What you need to do:
Count only the lines of the records that hold "Conservancy", then give the number without any other words.

— start —

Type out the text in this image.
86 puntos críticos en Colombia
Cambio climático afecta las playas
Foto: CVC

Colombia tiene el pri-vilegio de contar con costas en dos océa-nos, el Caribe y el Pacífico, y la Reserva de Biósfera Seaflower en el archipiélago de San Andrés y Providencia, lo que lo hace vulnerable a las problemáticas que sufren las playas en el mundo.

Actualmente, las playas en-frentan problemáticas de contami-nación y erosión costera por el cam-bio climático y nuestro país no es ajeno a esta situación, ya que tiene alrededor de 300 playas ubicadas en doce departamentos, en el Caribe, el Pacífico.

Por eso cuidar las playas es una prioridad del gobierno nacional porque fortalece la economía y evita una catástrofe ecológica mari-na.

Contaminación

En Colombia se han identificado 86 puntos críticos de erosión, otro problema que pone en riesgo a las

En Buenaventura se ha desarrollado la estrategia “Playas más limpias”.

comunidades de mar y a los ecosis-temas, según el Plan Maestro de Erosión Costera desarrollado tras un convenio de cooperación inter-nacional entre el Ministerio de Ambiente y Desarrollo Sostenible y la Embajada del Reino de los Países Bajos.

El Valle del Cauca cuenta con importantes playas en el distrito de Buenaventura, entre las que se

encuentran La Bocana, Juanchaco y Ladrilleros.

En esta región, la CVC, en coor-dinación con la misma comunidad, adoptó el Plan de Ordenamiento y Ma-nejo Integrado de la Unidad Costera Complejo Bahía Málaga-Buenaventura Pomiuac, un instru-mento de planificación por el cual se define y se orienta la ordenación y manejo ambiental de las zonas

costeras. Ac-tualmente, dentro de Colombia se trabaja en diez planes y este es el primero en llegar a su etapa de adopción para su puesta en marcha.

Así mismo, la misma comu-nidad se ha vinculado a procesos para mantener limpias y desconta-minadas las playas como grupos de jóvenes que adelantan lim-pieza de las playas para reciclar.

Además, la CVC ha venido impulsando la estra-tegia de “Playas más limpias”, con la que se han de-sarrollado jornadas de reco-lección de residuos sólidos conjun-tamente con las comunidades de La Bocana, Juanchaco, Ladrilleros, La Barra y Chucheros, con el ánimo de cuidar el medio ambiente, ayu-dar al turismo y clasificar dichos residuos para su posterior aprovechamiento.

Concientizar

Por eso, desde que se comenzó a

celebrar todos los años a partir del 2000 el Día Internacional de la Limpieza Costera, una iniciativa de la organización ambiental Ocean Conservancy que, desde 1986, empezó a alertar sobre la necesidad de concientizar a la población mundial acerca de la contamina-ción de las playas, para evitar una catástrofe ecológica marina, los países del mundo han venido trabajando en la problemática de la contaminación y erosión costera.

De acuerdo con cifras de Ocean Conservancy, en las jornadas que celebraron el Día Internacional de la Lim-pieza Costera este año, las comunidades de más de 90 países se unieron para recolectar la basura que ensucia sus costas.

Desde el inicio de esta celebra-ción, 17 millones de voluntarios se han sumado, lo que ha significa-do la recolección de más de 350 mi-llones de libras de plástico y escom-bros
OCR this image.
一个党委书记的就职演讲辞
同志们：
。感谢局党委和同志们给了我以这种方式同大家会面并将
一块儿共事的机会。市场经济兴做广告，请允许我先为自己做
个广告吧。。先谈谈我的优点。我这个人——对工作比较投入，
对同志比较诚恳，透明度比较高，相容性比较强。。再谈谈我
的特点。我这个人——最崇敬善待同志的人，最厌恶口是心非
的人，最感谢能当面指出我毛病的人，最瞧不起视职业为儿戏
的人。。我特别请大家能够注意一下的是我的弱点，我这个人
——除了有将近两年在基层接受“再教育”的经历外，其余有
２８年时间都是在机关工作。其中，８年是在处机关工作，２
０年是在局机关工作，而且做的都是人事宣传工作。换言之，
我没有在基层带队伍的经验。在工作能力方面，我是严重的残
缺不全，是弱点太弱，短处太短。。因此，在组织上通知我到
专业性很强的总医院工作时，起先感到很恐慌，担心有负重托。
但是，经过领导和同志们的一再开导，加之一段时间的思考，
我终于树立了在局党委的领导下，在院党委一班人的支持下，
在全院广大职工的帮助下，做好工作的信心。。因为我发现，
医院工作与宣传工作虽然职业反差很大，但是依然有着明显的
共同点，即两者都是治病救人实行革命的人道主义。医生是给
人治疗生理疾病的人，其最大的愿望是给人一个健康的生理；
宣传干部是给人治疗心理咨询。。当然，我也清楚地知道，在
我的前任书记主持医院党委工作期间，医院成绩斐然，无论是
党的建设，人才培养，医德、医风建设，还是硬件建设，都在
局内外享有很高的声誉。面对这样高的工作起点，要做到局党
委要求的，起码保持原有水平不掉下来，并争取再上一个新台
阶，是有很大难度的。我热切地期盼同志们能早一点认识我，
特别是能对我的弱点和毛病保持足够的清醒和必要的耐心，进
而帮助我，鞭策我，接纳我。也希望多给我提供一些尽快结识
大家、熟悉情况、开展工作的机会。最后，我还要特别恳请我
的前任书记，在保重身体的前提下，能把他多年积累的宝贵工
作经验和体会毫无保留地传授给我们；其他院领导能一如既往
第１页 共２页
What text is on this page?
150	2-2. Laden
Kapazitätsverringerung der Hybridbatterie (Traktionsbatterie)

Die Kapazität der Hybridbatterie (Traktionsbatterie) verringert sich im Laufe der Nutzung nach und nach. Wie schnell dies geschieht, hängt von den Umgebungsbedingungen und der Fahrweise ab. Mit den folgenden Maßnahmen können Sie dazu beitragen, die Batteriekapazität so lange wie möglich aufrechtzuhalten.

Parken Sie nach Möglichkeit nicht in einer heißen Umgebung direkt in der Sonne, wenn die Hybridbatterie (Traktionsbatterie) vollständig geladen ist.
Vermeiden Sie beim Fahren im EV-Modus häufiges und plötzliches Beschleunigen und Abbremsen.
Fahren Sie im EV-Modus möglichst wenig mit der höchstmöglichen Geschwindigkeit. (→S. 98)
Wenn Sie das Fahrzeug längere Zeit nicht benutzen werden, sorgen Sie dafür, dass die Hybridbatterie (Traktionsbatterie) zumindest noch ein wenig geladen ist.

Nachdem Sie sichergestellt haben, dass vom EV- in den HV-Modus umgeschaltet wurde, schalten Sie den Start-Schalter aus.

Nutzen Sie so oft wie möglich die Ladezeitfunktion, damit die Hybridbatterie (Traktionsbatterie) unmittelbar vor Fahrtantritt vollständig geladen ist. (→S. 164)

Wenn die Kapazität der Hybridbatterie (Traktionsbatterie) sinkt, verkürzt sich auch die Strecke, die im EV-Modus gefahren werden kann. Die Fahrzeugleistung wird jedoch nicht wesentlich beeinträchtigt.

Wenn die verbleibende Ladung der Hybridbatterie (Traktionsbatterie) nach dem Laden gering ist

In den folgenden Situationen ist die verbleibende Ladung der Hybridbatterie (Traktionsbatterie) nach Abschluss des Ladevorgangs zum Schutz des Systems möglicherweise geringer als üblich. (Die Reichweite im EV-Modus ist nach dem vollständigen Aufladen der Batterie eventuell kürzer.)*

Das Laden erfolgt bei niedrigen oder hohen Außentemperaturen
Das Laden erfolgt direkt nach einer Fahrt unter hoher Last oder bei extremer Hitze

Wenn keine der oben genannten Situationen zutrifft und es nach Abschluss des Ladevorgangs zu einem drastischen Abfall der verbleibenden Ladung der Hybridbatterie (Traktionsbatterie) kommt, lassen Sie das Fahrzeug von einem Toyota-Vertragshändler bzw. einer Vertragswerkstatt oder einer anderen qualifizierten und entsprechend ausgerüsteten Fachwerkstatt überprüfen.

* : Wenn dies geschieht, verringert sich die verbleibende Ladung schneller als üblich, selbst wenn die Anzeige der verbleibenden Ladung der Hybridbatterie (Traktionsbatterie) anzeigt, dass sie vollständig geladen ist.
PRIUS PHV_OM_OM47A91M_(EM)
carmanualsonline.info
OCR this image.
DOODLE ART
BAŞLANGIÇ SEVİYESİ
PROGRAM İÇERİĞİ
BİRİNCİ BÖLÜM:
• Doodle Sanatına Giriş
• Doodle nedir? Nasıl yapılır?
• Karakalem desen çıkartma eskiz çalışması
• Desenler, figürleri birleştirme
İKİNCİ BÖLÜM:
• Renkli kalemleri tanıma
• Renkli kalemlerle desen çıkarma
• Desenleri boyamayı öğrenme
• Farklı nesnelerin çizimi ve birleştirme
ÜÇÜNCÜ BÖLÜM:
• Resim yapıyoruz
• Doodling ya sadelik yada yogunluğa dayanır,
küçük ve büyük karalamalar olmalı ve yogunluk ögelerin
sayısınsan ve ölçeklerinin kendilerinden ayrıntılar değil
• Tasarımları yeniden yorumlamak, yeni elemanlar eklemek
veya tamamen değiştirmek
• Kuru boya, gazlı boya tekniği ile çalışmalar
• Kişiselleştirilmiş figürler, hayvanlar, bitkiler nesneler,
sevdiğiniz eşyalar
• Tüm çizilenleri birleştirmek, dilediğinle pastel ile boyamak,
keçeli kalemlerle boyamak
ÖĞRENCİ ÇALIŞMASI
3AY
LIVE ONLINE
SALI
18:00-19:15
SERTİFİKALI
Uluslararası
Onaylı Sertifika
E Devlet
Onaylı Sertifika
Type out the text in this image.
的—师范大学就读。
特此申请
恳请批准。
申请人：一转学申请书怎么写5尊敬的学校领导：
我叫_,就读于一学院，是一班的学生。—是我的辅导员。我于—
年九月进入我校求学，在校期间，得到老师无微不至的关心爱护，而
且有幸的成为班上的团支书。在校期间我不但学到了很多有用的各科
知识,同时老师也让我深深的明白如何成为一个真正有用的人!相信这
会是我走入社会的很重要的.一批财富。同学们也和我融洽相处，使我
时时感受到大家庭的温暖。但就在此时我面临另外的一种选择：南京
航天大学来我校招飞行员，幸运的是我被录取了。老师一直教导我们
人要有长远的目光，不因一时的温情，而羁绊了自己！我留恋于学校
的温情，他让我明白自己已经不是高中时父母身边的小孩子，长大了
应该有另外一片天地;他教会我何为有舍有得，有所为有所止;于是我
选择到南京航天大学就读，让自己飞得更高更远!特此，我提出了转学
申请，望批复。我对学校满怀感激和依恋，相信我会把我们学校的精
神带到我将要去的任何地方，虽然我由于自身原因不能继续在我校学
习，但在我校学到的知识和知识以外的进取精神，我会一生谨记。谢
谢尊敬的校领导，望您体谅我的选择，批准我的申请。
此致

— end —

Exercise answer:
2